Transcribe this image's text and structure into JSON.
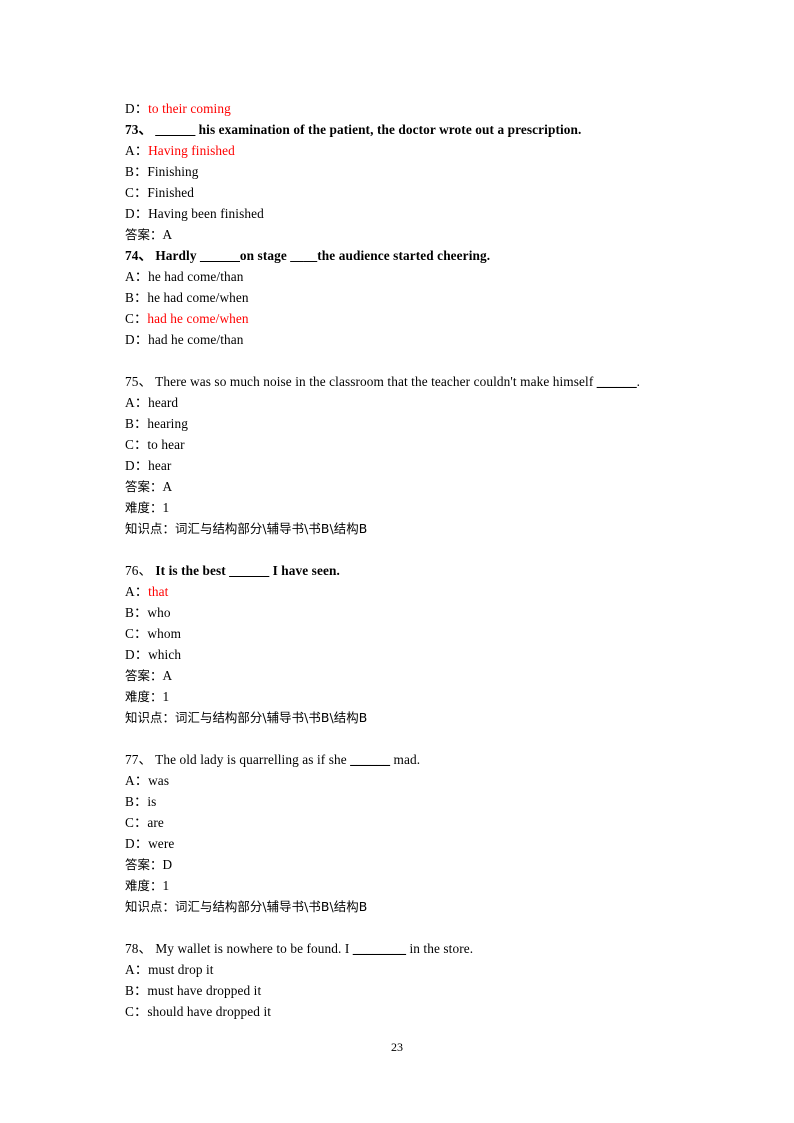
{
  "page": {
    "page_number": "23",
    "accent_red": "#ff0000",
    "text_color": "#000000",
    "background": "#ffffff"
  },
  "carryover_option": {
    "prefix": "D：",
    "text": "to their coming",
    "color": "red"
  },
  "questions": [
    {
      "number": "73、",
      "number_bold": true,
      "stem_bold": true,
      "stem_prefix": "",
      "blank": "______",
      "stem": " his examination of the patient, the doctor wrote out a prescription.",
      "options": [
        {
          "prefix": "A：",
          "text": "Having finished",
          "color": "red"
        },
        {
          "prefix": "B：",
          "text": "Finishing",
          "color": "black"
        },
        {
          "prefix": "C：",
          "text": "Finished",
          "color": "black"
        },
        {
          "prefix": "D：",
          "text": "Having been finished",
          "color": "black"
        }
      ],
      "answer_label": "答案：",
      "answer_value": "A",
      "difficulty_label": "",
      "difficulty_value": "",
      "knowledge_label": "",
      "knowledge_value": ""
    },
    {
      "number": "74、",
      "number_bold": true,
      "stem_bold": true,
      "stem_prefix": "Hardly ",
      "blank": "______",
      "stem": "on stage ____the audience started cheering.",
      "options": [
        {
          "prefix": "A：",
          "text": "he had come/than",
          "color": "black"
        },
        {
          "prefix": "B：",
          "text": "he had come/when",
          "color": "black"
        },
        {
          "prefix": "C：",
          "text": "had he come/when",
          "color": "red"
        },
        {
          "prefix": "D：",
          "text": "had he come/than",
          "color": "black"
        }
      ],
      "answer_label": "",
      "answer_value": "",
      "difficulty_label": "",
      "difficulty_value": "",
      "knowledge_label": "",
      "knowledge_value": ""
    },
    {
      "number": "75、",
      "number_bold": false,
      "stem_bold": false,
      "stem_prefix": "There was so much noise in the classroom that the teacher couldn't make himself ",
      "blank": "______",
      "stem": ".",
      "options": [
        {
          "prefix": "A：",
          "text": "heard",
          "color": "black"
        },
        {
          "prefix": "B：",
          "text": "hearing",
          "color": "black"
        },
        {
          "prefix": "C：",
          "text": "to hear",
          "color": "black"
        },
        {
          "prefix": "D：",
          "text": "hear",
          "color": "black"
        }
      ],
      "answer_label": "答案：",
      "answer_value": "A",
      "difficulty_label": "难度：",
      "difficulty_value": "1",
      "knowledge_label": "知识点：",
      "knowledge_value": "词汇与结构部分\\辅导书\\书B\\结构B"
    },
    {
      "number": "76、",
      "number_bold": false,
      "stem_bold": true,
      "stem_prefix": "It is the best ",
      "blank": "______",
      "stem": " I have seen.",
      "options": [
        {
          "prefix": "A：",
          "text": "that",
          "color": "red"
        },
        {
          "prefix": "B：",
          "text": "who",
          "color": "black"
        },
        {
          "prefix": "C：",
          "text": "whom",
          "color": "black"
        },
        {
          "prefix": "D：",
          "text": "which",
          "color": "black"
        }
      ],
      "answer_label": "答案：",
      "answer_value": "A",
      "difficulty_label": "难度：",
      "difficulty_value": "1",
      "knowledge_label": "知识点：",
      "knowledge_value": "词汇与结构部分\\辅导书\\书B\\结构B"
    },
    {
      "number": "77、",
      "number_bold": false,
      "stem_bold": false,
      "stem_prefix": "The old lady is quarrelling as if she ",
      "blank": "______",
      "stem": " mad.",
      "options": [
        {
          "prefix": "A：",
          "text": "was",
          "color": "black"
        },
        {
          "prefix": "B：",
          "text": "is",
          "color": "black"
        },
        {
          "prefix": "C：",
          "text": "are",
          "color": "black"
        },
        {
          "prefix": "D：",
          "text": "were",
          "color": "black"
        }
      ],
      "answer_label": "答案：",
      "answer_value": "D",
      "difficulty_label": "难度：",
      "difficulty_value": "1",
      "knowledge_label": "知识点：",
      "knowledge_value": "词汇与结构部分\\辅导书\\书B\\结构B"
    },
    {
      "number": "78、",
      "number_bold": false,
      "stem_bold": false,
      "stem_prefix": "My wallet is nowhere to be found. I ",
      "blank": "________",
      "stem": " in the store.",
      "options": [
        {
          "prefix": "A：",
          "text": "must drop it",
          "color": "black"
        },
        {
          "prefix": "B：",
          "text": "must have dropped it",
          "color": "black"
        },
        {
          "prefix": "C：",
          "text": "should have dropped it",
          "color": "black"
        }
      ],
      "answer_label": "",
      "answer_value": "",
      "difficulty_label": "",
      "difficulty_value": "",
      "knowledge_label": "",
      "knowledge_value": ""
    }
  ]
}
#####
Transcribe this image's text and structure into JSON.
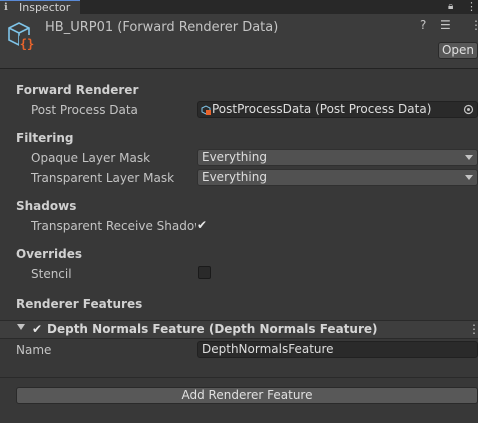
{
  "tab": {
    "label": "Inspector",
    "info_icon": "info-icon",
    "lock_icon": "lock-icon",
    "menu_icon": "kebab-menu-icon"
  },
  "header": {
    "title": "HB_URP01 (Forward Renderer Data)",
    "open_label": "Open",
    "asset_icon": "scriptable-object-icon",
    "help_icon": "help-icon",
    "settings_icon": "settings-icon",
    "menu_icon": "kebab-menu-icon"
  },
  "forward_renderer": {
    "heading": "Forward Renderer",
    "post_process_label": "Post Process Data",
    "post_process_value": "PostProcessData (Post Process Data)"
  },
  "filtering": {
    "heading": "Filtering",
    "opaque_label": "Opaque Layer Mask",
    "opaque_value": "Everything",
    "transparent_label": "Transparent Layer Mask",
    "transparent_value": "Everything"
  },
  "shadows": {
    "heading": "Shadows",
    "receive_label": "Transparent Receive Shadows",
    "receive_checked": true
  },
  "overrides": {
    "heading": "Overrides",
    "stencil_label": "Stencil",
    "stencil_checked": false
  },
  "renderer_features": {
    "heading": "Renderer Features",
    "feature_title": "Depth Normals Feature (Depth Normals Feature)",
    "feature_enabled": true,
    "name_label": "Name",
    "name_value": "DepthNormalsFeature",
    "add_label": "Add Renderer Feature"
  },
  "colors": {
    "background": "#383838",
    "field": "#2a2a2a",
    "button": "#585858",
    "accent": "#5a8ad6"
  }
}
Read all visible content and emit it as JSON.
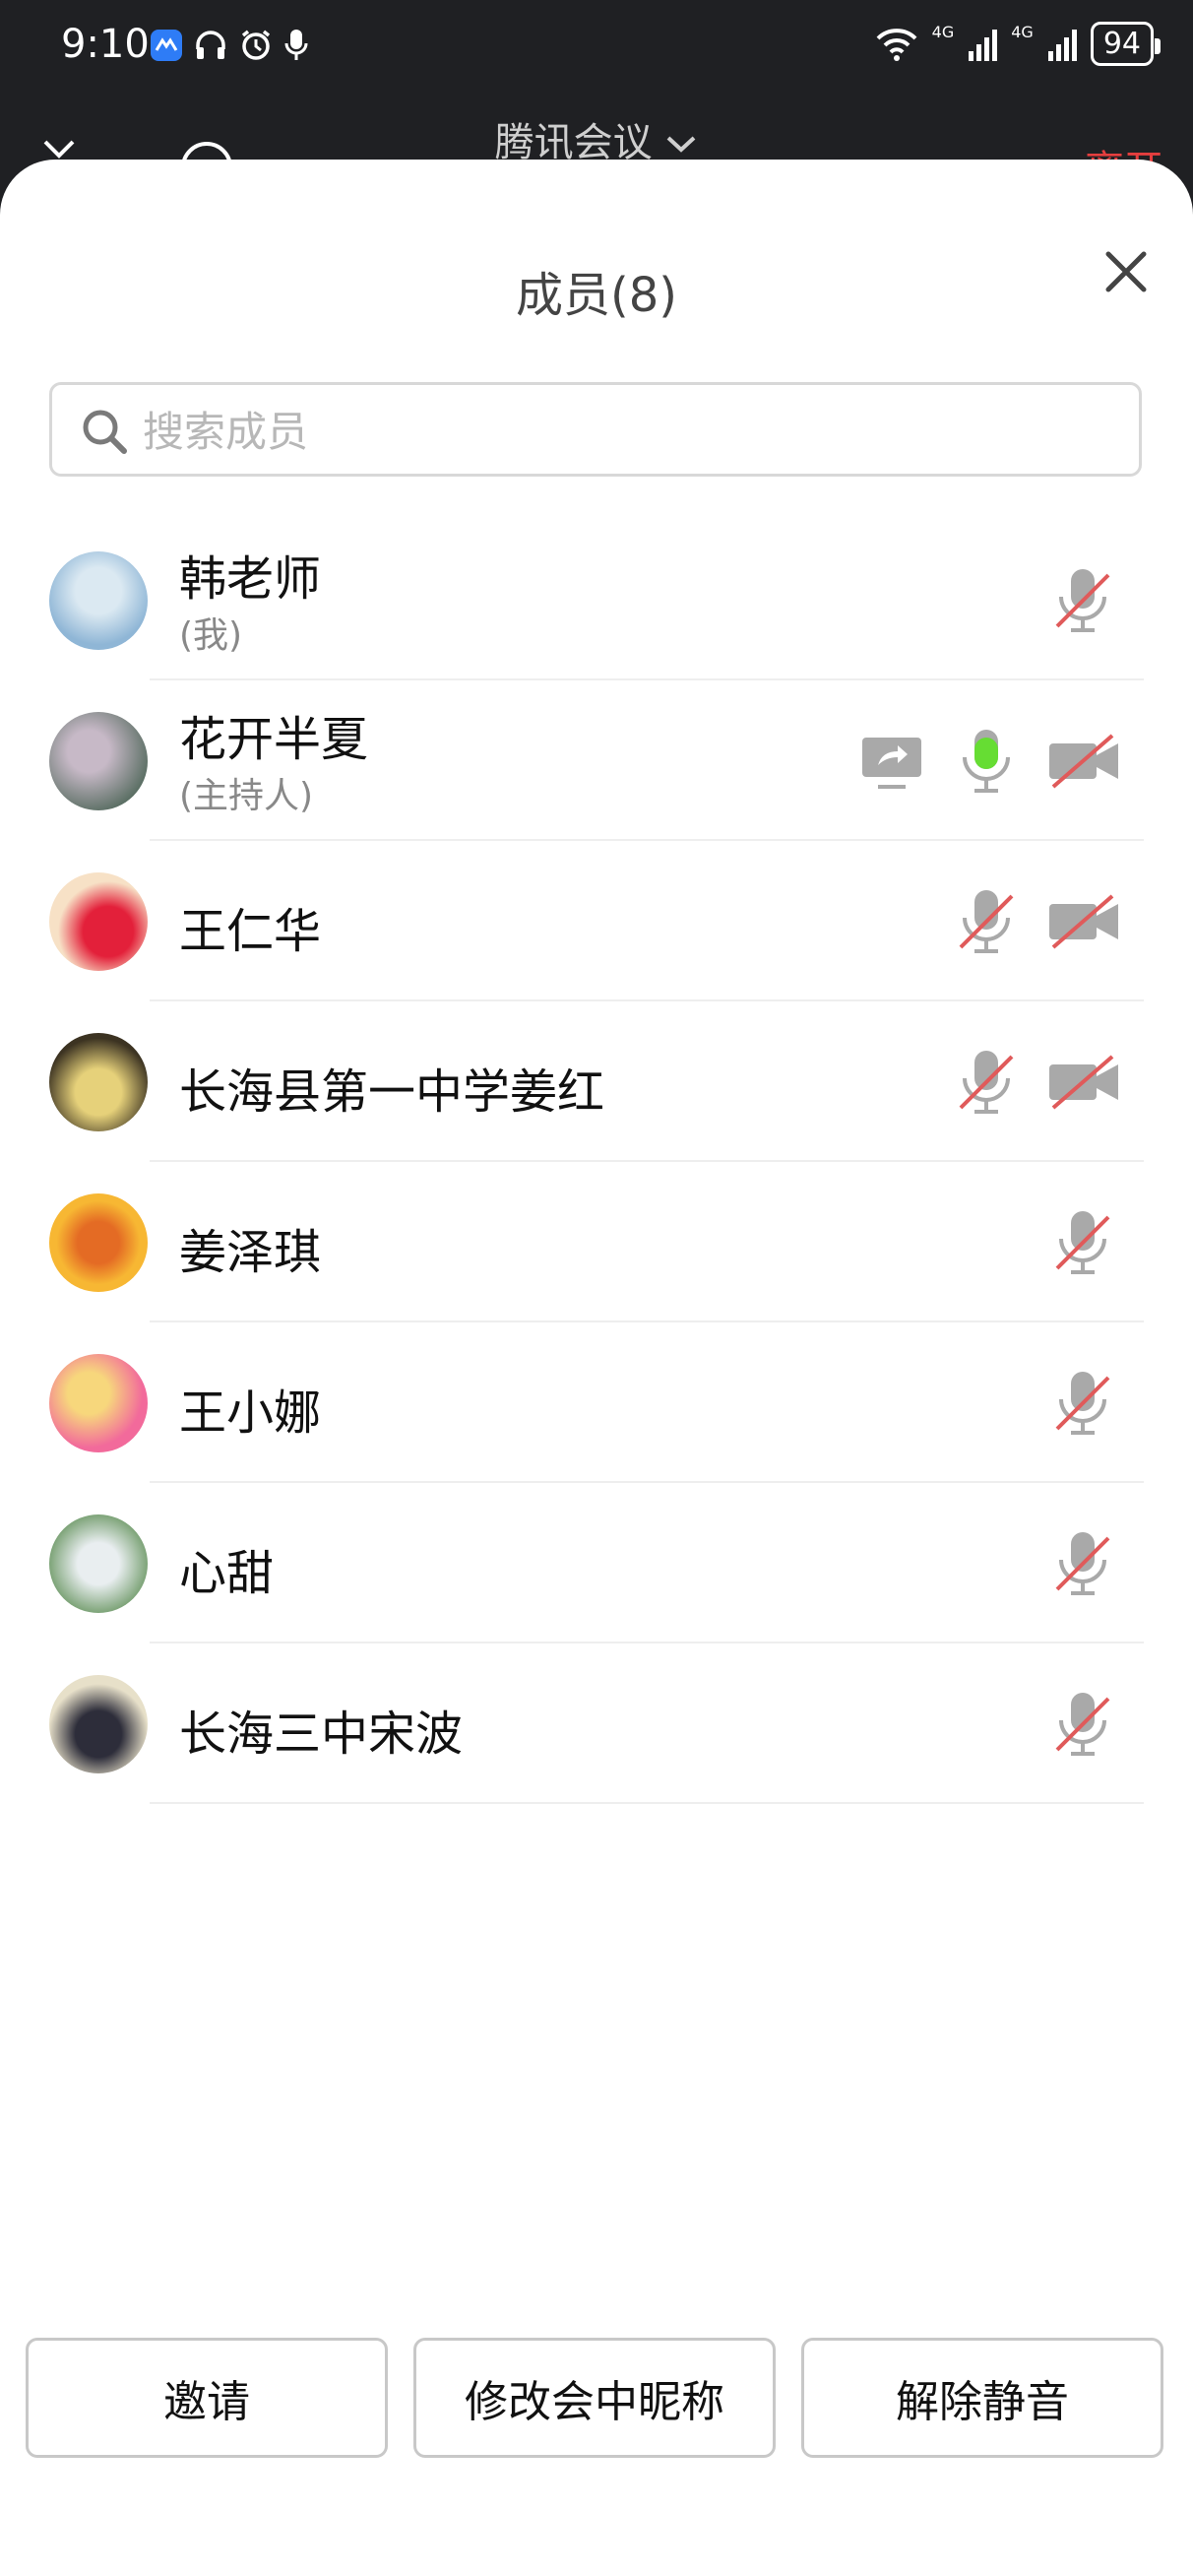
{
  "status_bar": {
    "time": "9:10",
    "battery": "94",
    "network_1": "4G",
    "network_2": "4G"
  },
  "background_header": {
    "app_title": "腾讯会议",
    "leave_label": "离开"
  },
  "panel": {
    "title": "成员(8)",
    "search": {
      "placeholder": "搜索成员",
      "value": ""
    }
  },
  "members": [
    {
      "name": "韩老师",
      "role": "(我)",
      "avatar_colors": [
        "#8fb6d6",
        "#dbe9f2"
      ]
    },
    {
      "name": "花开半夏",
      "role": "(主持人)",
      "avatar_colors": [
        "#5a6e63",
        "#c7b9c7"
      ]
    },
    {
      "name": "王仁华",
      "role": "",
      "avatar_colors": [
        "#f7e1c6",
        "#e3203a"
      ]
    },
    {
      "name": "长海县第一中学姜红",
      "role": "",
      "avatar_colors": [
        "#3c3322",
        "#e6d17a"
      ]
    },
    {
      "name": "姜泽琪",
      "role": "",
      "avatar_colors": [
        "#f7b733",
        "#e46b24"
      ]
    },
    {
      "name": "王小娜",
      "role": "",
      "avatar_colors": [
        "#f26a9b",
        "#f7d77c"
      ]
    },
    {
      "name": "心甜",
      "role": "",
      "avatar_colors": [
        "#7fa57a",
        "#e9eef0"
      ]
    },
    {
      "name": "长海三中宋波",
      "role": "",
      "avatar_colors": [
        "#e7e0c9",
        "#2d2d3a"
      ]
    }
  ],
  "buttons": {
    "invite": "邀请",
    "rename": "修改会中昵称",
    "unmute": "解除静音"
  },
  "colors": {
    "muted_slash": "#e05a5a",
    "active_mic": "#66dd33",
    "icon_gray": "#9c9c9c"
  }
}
#####
WRITTEN PROBLEM: Determine how many lines of the entries above carry the string "Data", and give that number alone.

EXERCISE RESPONSE: 3